### Aim of the task
Locate the word "DEPARTMENT" in the material, then show every line that holds it.
### Supplied records ###
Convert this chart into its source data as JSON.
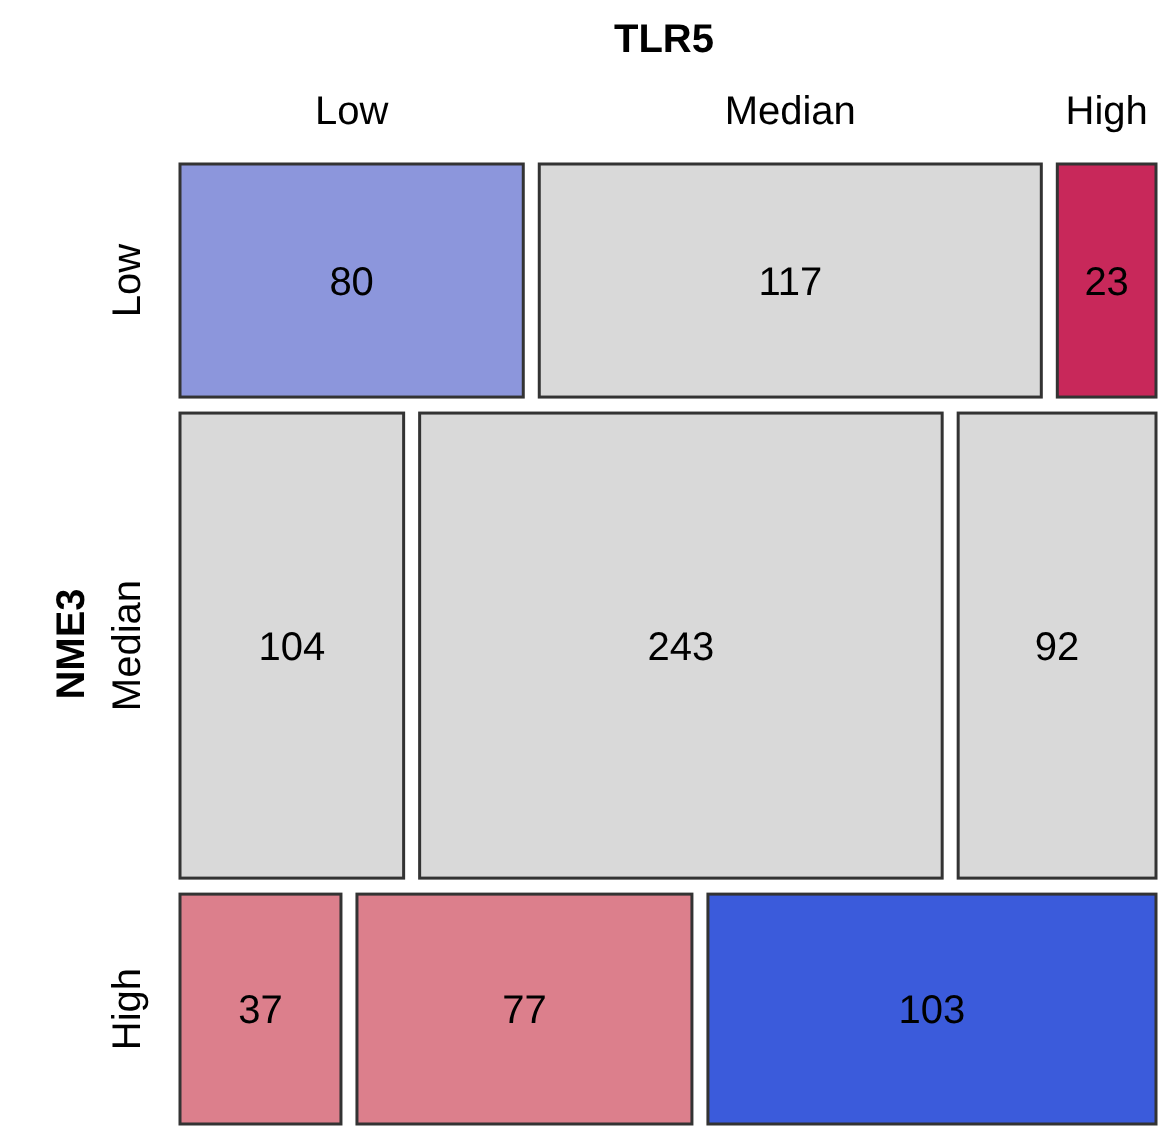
{
  "chart_data": {
    "type": "other",
    "xlabel": "TLR5",
    "ylabel": "NME3",
    "categories": [
      "Low",
      "Median",
      "High"
    ],
    "series": [
      {
        "name": "Low",
        "values": [
          80,
          117,
          23
        ],
        "colors": [
          "#8c96dc",
          "#d9d9d9",
          "#c8285a"
        ]
      },
      {
        "name": "Median",
        "values": [
          104,
          243,
          92
        ],
        "colors": [
          "#d9d9d9",
          "#d9d9d9",
          "#d9d9d9"
        ]
      },
      {
        "name": "High",
        "values": [
          37,
          77,
          103
        ],
        "colors": [
          "#dc7f8c",
          "#dc7f8c",
          "#3b5bdb"
        ]
      }
    ],
    "data_labels": true
  }
}
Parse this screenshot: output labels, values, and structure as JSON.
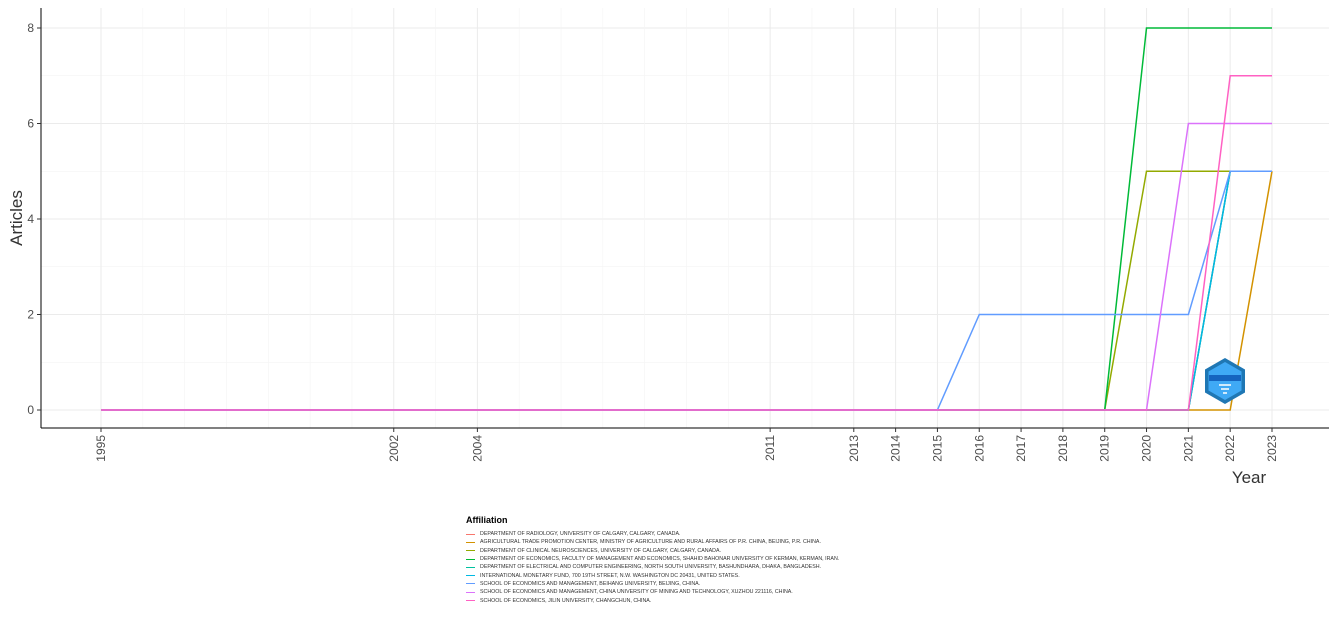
{
  "chart_data": {
    "type": "line",
    "xlabel": "Year",
    "ylabel": "Articles",
    "x": [
      "1995",
      "2002",
      "2004",
      "2011",
      "2013",
      "2014",
      "2015",
      "2016",
      "2017",
      "2018",
      "2019",
      "2020",
      "2021",
      "2022",
      "2023"
    ],
    "yticks": [
      0,
      2,
      4,
      6,
      8
    ],
    "ylim": [
      0,
      8
    ],
    "grid": true,
    "legend_title": "Affiliation",
    "legend_position": "bottom",
    "series": [
      {
        "name": " DEPARTMENT OF RADIOLOGY, UNIVERSITY OF CALGARY, CALGARY, CANADA.",
        "color": "#F8766D",
        "values": [
          0,
          0,
          0,
          0,
          0,
          0,
          0,
          0,
          0,
          0,
          0,
          0,
          0,
          5,
          5
        ]
      },
      {
        "name": "AGRICULTURAL TRADE PROMOTION CENTER, MINISTRY OF AGRICULTURE AND RURAL AFFAIRS OF P.R. CHINA, BEIJING, P.R. CHINA.",
        "color": "#D39200",
        "values": [
          0,
          0,
          0,
          0,
          0,
          0,
          0,
          0,
          0,
          0,
          0,
          0,
          0,
          0,
          5
        ]
      },
      {
        "name": "DEPARTMENT OF CLINICAL NEUROSCIENCES, UNIVERSITY OF CALGARY, CALGARY, CANADA.",
        "color": "#93AA00",
        "values": [
          0,
          0,
          0,
          0,
          0,
          0,
          0,
          0,
          0,
          0,
          0,
          5,
          5,
          5,
          5
        ]
      },
      {
        "name": "DEPARTMENT OF ECONOMICS, FACULTY OF MANAGEMENT AND ECONOMICS, SHAHID BAHONAR UNIVERSITY OF KERMAN, KERMAN, IRAN.",
        "color": "#00BA38",
        "values": [
          0,
          0,
          0,
          0,
          0,
          0,
          0,
          0,
          0,
          0,
          0,
          8,
          8,
          8,
          8
        ]
      },
      {
        "name": "DEPARTMENT OF ELECTRICAL AND COMPUTER ENGINEERING, NORTH SOUTH UNIVERSITY, BASHUNDHARA, DHAKA, BANGLADESH.",
        "color": "#00C19F",
        "values": [
          0,
          0,
          0,
          0,
          0,
          0,
          0,
          0,
          0,
          0,
          0,
          0,
          0,
          5,
          5
        ]
      },
      {
        "name": "INTERNATIONAL MONETARY FUND, 700 19TH STREET, N.W. WASHINGTON DC 20431, UNITED STATES.",
        "color": "#00B9E3",
        "values": [
          0,
          0,
          0,
          0,
          0,
          0,
          0,
          0,
          0,
          0,
          0,
          0,
          0,
          5,
          5
        ]
      },
      {
        "name": "SCHOOL OF ECONOMICS AND MANAGEMENT, BEIHANG UNIVERSITY, BEIJING, CHINA.",
        "color": "#619CFF",
        "values": [
          0,
          0,
          0,
          0,
          0,
          0,
          0,
          2,
          2,
          2,
          2,
          2,
          2,
          5,
          5
        ]
      },
      {
        "name": "SCHOOL OF ECONOMICS AND MANAGEMENT, CHINA UNIVERSITY OF MINING AND TECHNOLOGY, XUZHOU 221116, CHINA.",
        "color": "#DB72FB",
        "values": [
          0,
          0,
          0,
          0,
          0,
          0,
          0,
          0,
          0,
          0,
          0,
          0,
          6,
          6,
          6
        ]
      },
      {
        "name": "SCHOOL OF ECONOMICS, JILIN UNIVERSITY, CHANGCHUN, CHINA.",
        "color": "#FF61C3",
        "values": [
          0,
          0,
          0,
          0,
          0,
          0,
          0,
          0,
          0,
          0,
          0,
          0,
          0,
          7,
          7
        ]
      }
    ]
  }
}
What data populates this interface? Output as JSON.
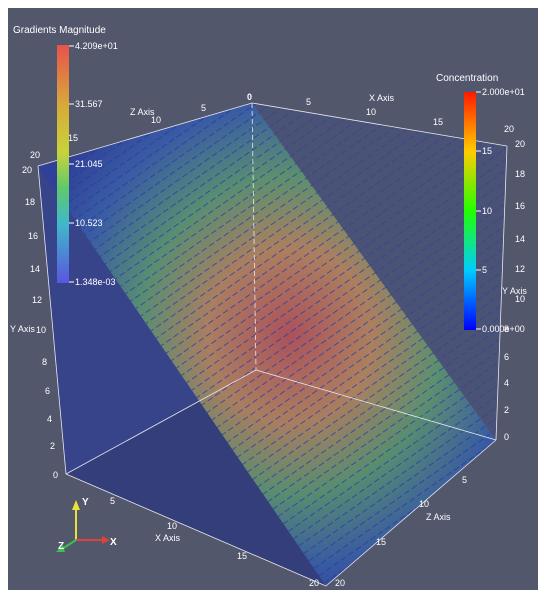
{
  "gradients_bar": {
    "title": "Gradients Magnitude",
    "labels": [
      "4.209e+01",
      "31.567",
      "21.045",
      "10.523",
      "1.348e-03"
    ]
  },
  "concentration_bar": {
    "title": "Concentration",
    "labels": [
      "2.000e+01",
      "15",
      "10",
      "5",
      "0.000e+00"
    ]
  },
  "z_axis": {
    "title": "Z Axis",
    "ticks": [
      "20",
      "15",
      "10",
      "5",
      "0"
    ]
  },
  "x_axis_top": {
    "title": "X Axis",
    "ticks": [
      "5",
      "10",
      "15",
      "20"
    ]
  },
  "y_axis_left": {
    "title": "Y Axis",
    "ticks": [
      "20",
      "18",
      "16",
      "14",
      "12",
      "10",
      "8",
      "6",
      "4",
      "2",
      "0"
    ]
  },
  "y_axis_right": {
    "title": "Y Axis",
    "ticks": [
      "20",
      "18",
      "16",
      "14",
      "12",
      "10",
      "8",
      "6",
      "4",
      "2",
      "0"
    ]
  },
  "x_axis_bottom": {
    "title": "X Axis",
    "ticks": [
      "5",
      "10",
      "15",
      "20"
    ]
  },
  "z_axis_bottom": {
    "title": "Z Axis",
    "ticks": [
      "5",
      "10",
      "15",
      "20"
    ]
  },
  "orientation": {
    "x": "X",
    "y": "Y",
    "z": "Z"
  },
  "colors": {
    "background": "#52576b",
    "x_axis": "#e0413a",
    "y_axis": "#e8e23a",
    "z_axis": "#38c24a"
  }
}
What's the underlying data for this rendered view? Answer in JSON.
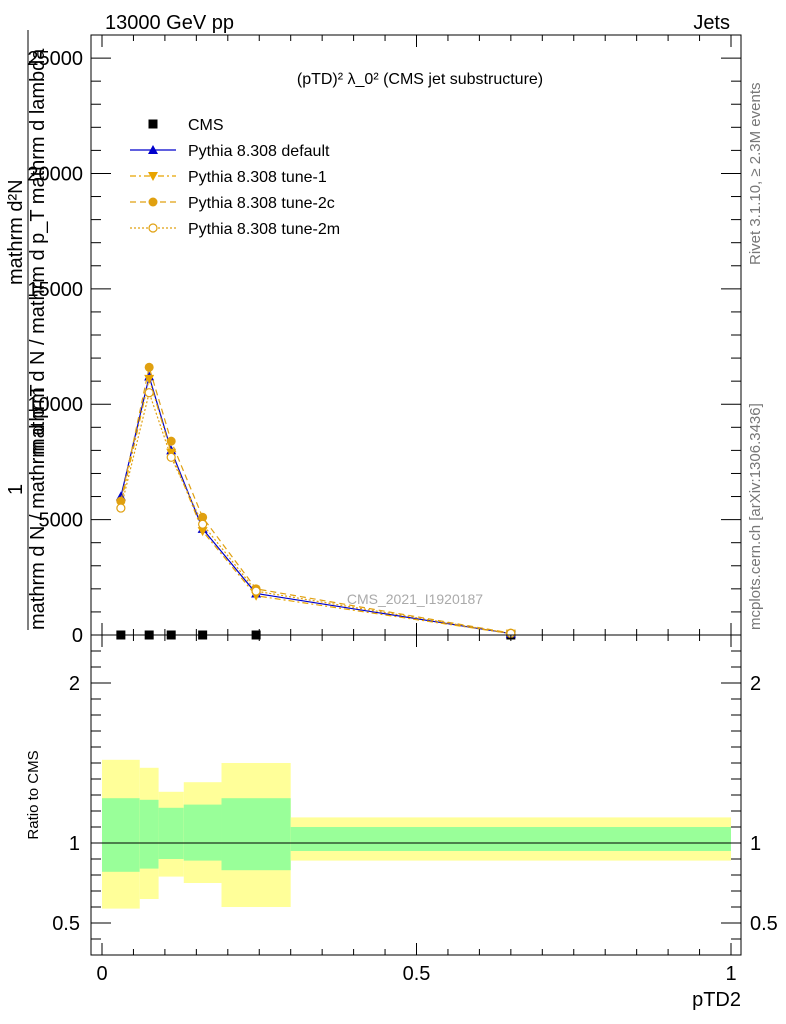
{
  "header": {
    "left": "13000 GeV pp",
    "right": "Jets"
  },
  "side_labels": {
    "rivet": "Rivet 3.1.10, ≥ 2.3M events",
    "mcplots": "mcplots.cern.ch [arXiv:1306.3436]"
  },
  "chart_data": [
    {
      "type": "line",
      "title": "(pTD)² λ_0² (CMS jet substructure)",
      "ylabel_main": "mathrm d N / mathrm d p_T mathrm d lambda",
      "ylabel_line1": "1",
      "ylabel_line2": "mathrm d N / mathrm d p_T",
      "ylabel_num": "mathrm d²N",
      "xlabel": "pTD2",
      "watermark": "CMS_2021_I1920187",
      "xlim": [
        0,
        1
      ],
      "ylim": [
        0,
        26000
      ],
      "x_ticks": [
        0,
        0.5,
        1
      ],
      "x_tick_labels": [
        "0",
        "0.5",
        "1"
      ],
      "y_ticks": [
        0,
        5000,
        10000,
        15000,
        20000,
        25000
      ],
      "y_tick_labels": [
        "0",
        "5000",
        "10000",
        "15000",
        "20000",
        "25000"
      ],
      "x": [
        0.03,
        0.075,
        0.11,
        0.16,
        0.245,
        0.65
      ],
      "series": [
        {
          "name": "CMS",
          "kind": "data",
          "color": "#000000",
          "marker": "square",
          "values": [
            0,
            0,
            0,
            0,
            0,
            0
          ]
        },
        {
          "name": "Pythia 8.308 default",
          "color": "#0000cc",
          "marker": "triangle",
          "dash": "",
          "values": [
            6000,
            11200,
            8000,
            4600,
            1800,
            60
          ]
        },
        {
          "name": "Pythia 8.308 tune-1",
          "color": "#e8a400",
          "marker": "triangle-down",
          "dash": "6,3,2,3",
          "values": [
            5700,
            11100,
            7900,
            4500,
            1700,
            60
          ]
        },
        {
          "name": "Pythia 8.308 tune-2c",
          "color": "#e0a010",
          "marker": "circle",
          "dash": "6,4",
          "values": [
            5800,
            11600,
            8400,
            5100,
            2000,
            80
          ]
        },
        {
          "name": "Pythia 8.308 tune-2m",
          "color": "#e0a010",
          "marker": "open-circle",
          "dash": "2,2",
          "values": [
            5500,
            10500,
            7700,
            4800,
            1900,
            70
          ]
        }
      ]
    },
    {
      "type": "area",
      "ylabel": "Ratio to CMS",
      "xlim": [
        0,
        1
      ],
      "ylim": [
        0.3,
        2.3
      ],
      "y_ticks": [
        0.5,
        1,
        2
      ],
      "y_tick_labels": [
        "0.5",
        "1",
        "2"
      ],
      "bins": [
        {
          "x0": 0.0,
          "x1": 0.06,
          "inner": [
            0.82,
            1.28
          ],
          "outer": [
            0.59,
            1.52
          ]
        },
        {
          "x0": 0.06,
          "x1": 0.09,
          "inner": [
            0.84,
            1.27
          ],
          "outer": [
            0.65,
            1.47
          ]
        },
        {
          "x0": 0.09,
          "x1": 0.13,
          "inner": [
            0.9,
            1.22
          ],
          "outer": [
            0.79,
            1.32
          ]
        },
        {
          "x0": 0.13,
          "x1": 0.19,
          "inner": [
            0.89,
            1.24
          ],
          "outer": [
            0.75,
            1.38
          ]
        },
        {
          "x0": 0.19,
          "x1": 0.3,
          "inner": [
            0.83,
            1.28
          ],
          "outer": [
            0.6,
            1.5
          ]
        },
        {
          "x0": 0.3,
          "x1": 1.0,
          "inner": [
            0.95,
            1.1
          ],
          "outer": [
            0.89,
            1.16
          ]
        }
      ],
      "inner_color": "#99ff99",
      "outer_color": "#ffff99",
      "reference_line": 1
    }
  ]
}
###
### Output of the task
        "name": " DEPARTMENT OF RADIOLOGY, UNIVERSITY OF CALGARY, CALGARY, CANADA.",
        "name": "DEPARTMENT OF CLINICAL NEUROSCIENCES, UNIVERSITY OF CALGARY, CALGARY, CANADA.",
        "name": "DEPARTMENT OF ECONOMICS, FACULTY OF MANAGEMENT AND ECONOMICS, SHAHID BAHONAR UNIVERSITY OF KERMAN, KERMAN, IRAN.",
        "name": "DEPARTMENT OF ELECTRICAL AND COMPUTER ENGINEERING, NORTH SOUTH UNIVERSITY, BASHUNDHARA, DHAKA, BANGLADESH.",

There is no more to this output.